To be done:
(1) Do the following statements agree with the CRC documentation excerpt? Answer yes or no for each and quote the words of the excerpt that decide it.
(a) The library's two computation object class templates differ in speed.
(b) All of the introductory material is based on the guide by Ross N. Williams.
(c) The receiver confirms that the received data generates the same value when coded at the destination.
(2) Quote the CRC documentation excerpt word for word, from "When binary data" to "at the destination.", inclusive.

Selected extract:
--------------------------------
CRCs (cyclic redundancy codes) is one common technique to confirming data
integrity after transmission.  The [*Boost.CRC] library provides access to two
styles of CRC computation, one as a function template, the other as a function
template and two computation object class templates, where the two class
templates differ in speed.

[endsect]
[section:introduction  Introduction]

[note
    Some of the introductory material is based on
    [@http://www.ross.net/crc/download/crc_v3.txt ['A Painless Guide to CRC
    Error Detection Algorithms]] by Ross N. Williams at his
    [@http://www.ross.net/crc/ [*The CRC Pitstop]] site.
]

When binary data is transmitted, usually electronically, there is a chance that
the data gets corrupted.  One method to pick up said corruption is to generate
some value that is coded from the original data, send said value to the
receiver, then confirm that the received data generates the same value when it's
coded at the destination.
--------------------------------
Stored records:
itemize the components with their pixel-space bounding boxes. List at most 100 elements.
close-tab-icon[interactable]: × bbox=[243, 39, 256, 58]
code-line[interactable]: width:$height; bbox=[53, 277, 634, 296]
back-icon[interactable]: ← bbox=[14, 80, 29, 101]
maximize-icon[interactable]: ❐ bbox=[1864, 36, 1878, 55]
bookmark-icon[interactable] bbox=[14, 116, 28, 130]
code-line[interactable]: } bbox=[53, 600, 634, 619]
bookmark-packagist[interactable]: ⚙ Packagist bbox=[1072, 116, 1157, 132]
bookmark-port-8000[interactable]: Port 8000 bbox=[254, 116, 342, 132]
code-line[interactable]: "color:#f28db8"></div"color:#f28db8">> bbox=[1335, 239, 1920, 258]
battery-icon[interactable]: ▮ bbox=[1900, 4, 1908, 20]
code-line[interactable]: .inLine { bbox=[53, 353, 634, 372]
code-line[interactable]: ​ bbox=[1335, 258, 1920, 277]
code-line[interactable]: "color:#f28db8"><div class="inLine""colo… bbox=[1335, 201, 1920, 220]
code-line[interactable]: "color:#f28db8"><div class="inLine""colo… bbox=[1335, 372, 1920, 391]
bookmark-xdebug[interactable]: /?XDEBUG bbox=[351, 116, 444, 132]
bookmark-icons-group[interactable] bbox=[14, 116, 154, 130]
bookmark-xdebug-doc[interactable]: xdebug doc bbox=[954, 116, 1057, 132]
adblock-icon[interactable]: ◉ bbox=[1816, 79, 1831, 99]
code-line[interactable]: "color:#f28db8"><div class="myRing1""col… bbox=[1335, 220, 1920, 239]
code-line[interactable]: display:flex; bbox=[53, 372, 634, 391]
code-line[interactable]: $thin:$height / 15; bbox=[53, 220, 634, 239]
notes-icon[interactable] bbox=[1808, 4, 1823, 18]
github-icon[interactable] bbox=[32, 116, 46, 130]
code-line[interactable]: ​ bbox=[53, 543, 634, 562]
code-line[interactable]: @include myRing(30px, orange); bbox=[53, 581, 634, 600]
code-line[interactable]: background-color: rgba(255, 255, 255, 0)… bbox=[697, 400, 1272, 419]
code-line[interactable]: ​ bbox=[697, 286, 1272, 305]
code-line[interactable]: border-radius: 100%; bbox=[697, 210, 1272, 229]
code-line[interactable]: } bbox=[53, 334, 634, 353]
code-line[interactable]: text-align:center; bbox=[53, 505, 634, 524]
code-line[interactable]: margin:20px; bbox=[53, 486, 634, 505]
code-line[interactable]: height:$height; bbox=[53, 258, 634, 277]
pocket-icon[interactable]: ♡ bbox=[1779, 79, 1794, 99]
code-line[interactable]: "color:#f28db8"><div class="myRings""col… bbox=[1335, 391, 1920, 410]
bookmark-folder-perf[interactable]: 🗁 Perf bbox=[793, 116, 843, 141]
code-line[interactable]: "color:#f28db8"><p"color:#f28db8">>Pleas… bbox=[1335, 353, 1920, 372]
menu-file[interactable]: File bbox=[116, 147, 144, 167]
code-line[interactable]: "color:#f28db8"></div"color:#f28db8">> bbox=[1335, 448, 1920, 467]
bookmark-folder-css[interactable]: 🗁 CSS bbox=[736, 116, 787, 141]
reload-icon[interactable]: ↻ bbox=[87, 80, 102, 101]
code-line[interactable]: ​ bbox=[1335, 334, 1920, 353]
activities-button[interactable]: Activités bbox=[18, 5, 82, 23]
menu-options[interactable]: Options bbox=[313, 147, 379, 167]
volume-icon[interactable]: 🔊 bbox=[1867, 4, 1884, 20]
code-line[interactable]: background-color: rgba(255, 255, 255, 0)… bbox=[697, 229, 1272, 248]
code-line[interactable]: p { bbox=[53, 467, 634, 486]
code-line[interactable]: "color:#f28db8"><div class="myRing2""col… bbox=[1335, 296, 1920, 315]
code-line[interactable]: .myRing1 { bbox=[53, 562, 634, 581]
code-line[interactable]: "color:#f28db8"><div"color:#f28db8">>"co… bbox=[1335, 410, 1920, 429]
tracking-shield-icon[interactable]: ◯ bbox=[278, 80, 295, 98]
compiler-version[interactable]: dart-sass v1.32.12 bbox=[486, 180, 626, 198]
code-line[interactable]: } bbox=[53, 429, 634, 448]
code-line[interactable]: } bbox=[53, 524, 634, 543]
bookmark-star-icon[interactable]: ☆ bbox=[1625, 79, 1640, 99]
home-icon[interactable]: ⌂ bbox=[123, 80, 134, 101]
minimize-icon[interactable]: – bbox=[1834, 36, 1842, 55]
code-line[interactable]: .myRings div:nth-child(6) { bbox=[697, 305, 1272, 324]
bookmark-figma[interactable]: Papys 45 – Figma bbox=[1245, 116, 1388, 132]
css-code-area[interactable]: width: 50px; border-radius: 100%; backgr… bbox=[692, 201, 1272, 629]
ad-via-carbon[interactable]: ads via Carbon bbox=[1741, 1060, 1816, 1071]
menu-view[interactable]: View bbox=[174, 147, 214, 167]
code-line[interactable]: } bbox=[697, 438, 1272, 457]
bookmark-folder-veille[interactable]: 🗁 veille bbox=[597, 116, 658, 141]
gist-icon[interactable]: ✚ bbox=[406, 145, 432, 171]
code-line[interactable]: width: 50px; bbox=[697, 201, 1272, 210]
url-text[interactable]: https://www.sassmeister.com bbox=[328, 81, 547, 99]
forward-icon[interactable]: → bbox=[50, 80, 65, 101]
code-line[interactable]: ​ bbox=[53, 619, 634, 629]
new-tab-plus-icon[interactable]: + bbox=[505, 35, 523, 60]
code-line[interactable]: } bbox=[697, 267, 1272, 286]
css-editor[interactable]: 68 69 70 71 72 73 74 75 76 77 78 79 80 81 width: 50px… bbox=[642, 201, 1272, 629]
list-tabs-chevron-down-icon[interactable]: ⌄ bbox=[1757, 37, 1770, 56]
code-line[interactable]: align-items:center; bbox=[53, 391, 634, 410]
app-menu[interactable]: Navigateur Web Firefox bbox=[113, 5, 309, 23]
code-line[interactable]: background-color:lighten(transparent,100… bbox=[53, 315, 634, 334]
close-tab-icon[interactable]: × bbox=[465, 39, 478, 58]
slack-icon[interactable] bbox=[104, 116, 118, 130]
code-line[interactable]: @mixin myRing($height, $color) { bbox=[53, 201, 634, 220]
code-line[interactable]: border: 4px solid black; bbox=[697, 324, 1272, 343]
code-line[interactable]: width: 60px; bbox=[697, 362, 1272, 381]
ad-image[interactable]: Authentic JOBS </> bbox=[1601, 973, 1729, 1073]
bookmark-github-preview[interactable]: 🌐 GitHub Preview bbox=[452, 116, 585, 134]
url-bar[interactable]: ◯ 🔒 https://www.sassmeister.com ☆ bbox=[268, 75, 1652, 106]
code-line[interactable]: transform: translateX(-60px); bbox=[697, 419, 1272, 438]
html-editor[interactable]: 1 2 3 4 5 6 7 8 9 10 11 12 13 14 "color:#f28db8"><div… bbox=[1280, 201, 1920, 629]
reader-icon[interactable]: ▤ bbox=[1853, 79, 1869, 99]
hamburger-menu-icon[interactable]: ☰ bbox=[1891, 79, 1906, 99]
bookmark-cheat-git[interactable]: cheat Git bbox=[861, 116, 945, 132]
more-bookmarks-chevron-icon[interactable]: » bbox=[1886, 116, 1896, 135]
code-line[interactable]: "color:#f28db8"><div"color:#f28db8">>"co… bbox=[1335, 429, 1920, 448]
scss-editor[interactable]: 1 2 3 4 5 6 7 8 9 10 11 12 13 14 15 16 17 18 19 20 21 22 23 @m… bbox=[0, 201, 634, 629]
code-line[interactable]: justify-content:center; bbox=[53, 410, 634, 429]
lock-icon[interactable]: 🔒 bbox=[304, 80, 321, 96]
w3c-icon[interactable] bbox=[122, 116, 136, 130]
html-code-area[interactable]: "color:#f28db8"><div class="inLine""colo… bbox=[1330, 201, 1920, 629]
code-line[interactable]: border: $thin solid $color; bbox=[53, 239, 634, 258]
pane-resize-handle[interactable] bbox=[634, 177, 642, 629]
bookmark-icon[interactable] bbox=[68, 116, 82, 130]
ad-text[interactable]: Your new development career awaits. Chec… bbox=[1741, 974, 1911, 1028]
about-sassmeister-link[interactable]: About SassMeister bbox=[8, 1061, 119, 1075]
--------------------------------
Outputs for the tasks:
(1)
(a) Yes: "where the two class templates differ in speed"
(b) No: "Some of the introductory material is based on"
(c) Yes: "confirm that the received data generates the same value when it's coded at the destination"

(2)
When binary data is transmitted, usually electronically, there is a chance that
the data gets corrupted.  One method to pick up said corruption is to generate
some value that is coded from the original data, send said value to the
receiver, then confirm that the received data generates the same value when it's
coded at the destination.